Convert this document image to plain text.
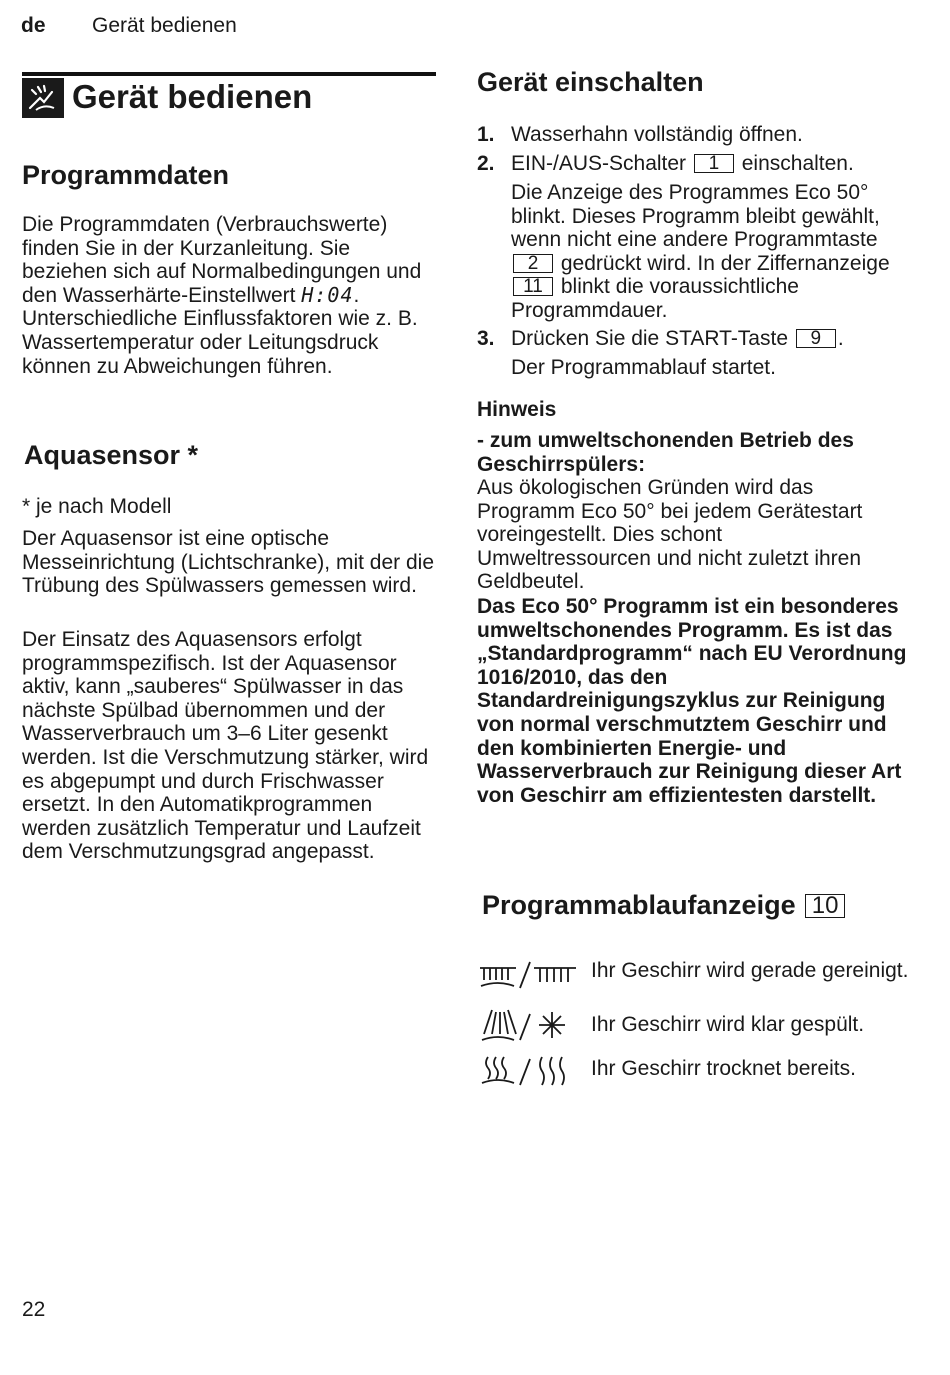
de Gerät bedienen
Gerät bedienen
Programmdaten

Die Programmdaten (Verbrauchswerte) finden Sie in der Kurzanleitung. Sie beziehen sich auf Normalbedingungen und den Wasserhärte-Einstellwert H:04. Unterschiedliche Einflussfaktoren wie z. B. Wassertemperatur oder Leitungsdruck können zu Abweichungen führen.

Aquasensor *

* je nach Modell

Der Aquasensor ist eine optische Messeinrichtung (Lichtschranke), mit der die Trübung des Spülwassers gemessen wird.

Der Einsatz des Aquasensors erfolgt programmspezifisch. Ist der Aquasensor aktiv, kann „sauberes“ Spülwasser in das nächste Spülbad übernommen und der Wasserverbrauch um 3–6 Liter gesenkt werden. Ist die Verschmutzung stärker, wird es abgepumpt und durch Frischwasser ersetzt. In den Automatikprogrammen werden zusätzlich Temperatur und Laufzeit dem Verschmutzungsgrad angepasst.

Gerät einschalten
1. Wasserhahn vollständig öffnen.
2. EIN-/AUS-Schalter 1 einschalten.
Die Anzeige des Programmes Eco 50° blinkt. Dieses Programm bleibt gewählt, wenn nicht eine andere Programmtaste 2 gedrückt wird. In der Ziffernanzeige 11 blinkt die voraussichtliche Programmdauer.
3. Drücken Sie die START-Taste 9 .
Der Programmablauf startet.

Hinweis

- zum umweltschonenden Betrieb des Geschirrspülers:

Aus ökologischen Gründen wird das Programm Eco 50° bei jedem Gerätestart voreingestellt. Dies schont Umweltressourcen und nicht zuletzt ihren Geldbeutel.

Das Eco 50° Programm ist ein besonderes umweltschonendes Programm. Es ist das „Standardprogramm“ nach EU Verordnung 1016/2010, das den Standardreinigungszyklus zur Reinigung von normal verschmutztem Geschirr und den kombinierten Energie- und Wasserverbrauch zur Reinigung dieser Art von Geschirr am effizientesten darstellt.

Programmablaufanzeige 10
Ihr Geschirr wird gerade gereinigt.
Ihr Geschirr wird klar gespült.
Ihr Geschirr trocknet bereits.
22
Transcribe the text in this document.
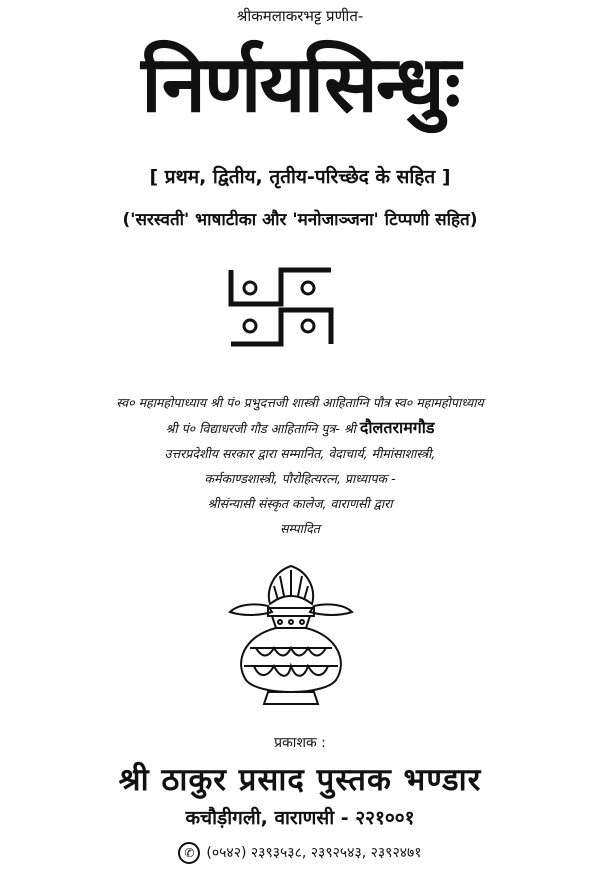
श्रीकमलाकरभट्ट प्रणीत-
निर्णयसिन्धुः
[ प्रथम, द्वितीय, तृतीय-परिच्छेद के सहित ]
('सरस्वती' भाषाटीका और 'मनोजाञ्जना' टिप्पणी सहित)
स्व० महामहोपाध्याय श्री पं० प्रभुदत्तजी शास्त्री आहिताग्नि पौत्र स्व० महामहोपाध्याय
श्री पं० विद्याधरजी गौड आहिताग्नि पुत्र- श्री दौलतरामगौड
उत्तरप्रदेशीय सरकार द्वारा सम्मानित, वेदाचार्य, मीमांसाशास्त्री,
कर्मकाण्डशास्त्री, पौरोहित्यरत्न, प्राध्यापक -
श्रीसंन्यासी संस्कृत कालेज, वाराणसी द्वारा
सम्पादित
प्रकाशक :
श्री ठाकुर प्रसाद पुस्तक भण्डार
कचौड़ीगली, वाराणसी - २२१००१
✆ (०५४२) २३९३५३८, २३९२५४३, २३९२४७१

**********

__Exercise directions__
Leave the pictures out, and transcribe each of the records exactly.

__Worked solution__
Convert this document image to plain text.
de Gerät bedienen
Gerät bedienen
Programmdaten

Die Programmdaten (Verbrauchswerte) finden Sie in der Kurzanleitung. Sie beziehen sich auf Normalbedingungen und den Wasserhärte-Einstellwert H:04. Unterschiedliche Einflussfaktoren wie z. B. Wassertemperatur oder Leitungsdruck können zu Abweichungen führen.

Aquasensor *

* je nach Modell

Der Aquasensor ist eine optische Messeinrichtung (Lichtschranke), mit der die Trübung des Spülwassers gemessen wird.

Der Einsatz des Aquasensors erfolgt programmspezifisch. Ist der Aquasensor aktiv, kann „sauberes“ Spülwasser in das nächste Spülbad übernommen und der Wasserverbrauch um 3–6 Liter gesenkt werden. Ist die Verschmutzung stärker, wird es abgepumpt und durch Frischwasser ersetzt. In den Automatikprogrammen werden zusätzlich Temperatur und Laufzeit dem Verschmutzungsgrad angepasst.

Gerät einschalten
1. Wasserhahn vollständig öffnen.
2. EIN-/AUS-Schalter 1 einschalten.
Die Anzeige des Programmes Eco 50° blinkt. Dieses Programm bleibt gewählt, wenn nicht eine andere Programmtaste 2 gedrückt wird. In der Ziffernanzeige 11 blinkt die voraussichtliche Programmdauer.
3. Drücken Sie die START-Taste 9 .
Der Programmablauf startet.

Hinweis

- zum umweltschonenden Betrieb des Geschirrspülers:

Aus ökologischen Gründen wird das Programm Eco 50° bei jedem Gerätestart voreingestellt. Dies schont Umweltressourcen und nicht zuletzt ihren Geldbeutel.

Das Eco 50° Programm ist ein besonderes umweltschonendes Programm. Es ist das „Standardprogramm“ nach EU Verordnung 1016/2010, das den Standardreinigungszyklus zur Reinigung von normal verschmutztem Geschirr und den kombinierten Energie- und Wasserverbrauch zur Reinigung dieser Art von Geschirr am effizientesten darstellt.

Programmablaufanzeige 10
Ihr Geschirr wird gerade gereinigt.
Ihr Geschirr wird klar gespült.
Ihr Geschirr trocknet bereits.
22
Transcribe the text in this document.
श्रीकमलाकरभट्ट प्रणीत-
निर्णयसिन्धुः
[ प्रथम, द्वितीय, तृतीय-परिच्छेद के सहित ]
('सरस्वती' भाषाटीका और 'मनोजाञ्जना' टिप्पणी सहित)
स्व० महामहोपाध्याय श्री पं० प्रभुदत्तजी शास्त्री आहिताग्नि पौत्र स्व० महामहोपाध्याय
श्री पं० विद्याधरजी गौड आहिताग्नि पुत्र- श्री दौलतरामगौड
उत्तरप्रदेशीय सरकार द्वारा सम्मानित, वेदाचार्य, मीमांसाशास्त्री,
कर्मकाण्डशास्त्री, पौरोहित्यरत्न, प्राध्यापक -
श्रीसंन्यासी संस्कृत कालेज, वाराणसी द्वारा
सम्पादित
प्रकाशक :
श्री ठाकुर प्रसाद पुस्तक भण्डार
कचौड़ीगली, वाराणसी - २२१००१
✆ (०५४२) २३९३५३८, २३९२५४३, २३९२४७१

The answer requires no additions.